===== Records shown =====

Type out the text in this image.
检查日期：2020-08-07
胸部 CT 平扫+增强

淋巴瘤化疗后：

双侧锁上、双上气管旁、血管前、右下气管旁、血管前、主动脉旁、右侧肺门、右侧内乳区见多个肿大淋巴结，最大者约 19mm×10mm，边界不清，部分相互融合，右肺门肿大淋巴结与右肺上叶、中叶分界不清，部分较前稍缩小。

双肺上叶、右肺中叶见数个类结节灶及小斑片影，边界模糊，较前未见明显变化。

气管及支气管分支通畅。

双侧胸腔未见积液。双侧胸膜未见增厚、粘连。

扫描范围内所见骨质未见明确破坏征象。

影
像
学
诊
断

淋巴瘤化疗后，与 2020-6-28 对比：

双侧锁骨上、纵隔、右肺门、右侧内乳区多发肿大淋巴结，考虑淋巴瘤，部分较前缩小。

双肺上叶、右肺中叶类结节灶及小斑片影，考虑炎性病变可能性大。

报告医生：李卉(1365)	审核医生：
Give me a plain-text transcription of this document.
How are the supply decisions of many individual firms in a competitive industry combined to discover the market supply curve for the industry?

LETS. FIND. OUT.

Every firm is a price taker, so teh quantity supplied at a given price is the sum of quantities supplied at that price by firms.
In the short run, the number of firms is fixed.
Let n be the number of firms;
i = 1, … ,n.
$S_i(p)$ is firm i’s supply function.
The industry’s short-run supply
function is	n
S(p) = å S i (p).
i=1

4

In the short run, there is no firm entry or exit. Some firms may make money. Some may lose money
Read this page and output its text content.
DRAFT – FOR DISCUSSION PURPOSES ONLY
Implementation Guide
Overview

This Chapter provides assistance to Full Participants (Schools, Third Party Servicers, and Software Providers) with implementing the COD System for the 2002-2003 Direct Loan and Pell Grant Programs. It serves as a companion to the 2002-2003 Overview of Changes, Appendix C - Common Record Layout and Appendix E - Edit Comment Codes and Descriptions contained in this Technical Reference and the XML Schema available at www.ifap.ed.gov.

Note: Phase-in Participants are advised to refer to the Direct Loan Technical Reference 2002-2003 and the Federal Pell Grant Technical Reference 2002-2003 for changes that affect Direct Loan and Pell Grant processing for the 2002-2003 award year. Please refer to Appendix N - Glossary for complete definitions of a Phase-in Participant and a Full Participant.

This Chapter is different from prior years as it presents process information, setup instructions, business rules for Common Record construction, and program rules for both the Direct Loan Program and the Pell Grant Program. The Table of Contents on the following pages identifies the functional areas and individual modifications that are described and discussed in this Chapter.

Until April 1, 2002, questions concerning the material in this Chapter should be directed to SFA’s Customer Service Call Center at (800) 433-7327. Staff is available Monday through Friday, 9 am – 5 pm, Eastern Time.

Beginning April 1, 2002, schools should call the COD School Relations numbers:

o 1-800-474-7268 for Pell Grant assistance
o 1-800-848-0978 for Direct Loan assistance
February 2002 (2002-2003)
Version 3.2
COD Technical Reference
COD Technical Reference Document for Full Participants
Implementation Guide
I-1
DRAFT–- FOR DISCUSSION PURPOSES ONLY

=====

All lines holding the word "Grant" should be picked out and copied.

This Chapter provides assistance to Full Participants (Schools, Third Party Servicers, and Software Providers) with implementing the COD System for the 2002-2003 Direct Loan and Pell Grant Programs. It serves as a companion to the 2002-2003 Overview of Changes, Appendix C - Common Record Layout and Appendix E - Edit Comment Codes and Descriptions contained in this Technical Reference and the XML Schema available at www.ifap.ed.gov.
Note: Phase-in Participants are advised to refer to the Direct Loan Technical Reference 2002-2003 and the Federal Pell Grant Technical Reference 2002-2003 for changes that affect Direct Loan and Pell Grant processing for the 2002-2003 award year. Please refer to Appendix N - Glossary for complete definitions of a Phase-in Participant and a Full Participant.
This Chapter is different from prior years as it presents process information, setup instructions, business rules for Common Record construction, and program rules for both the Direct Loan Program and the Pell Grant Program. The Table of Contents on the following pages identifies the functional areas and individual modifications that are described and discussed in this Chapter.
o 1-800-474-7268 for Pell Grant assistance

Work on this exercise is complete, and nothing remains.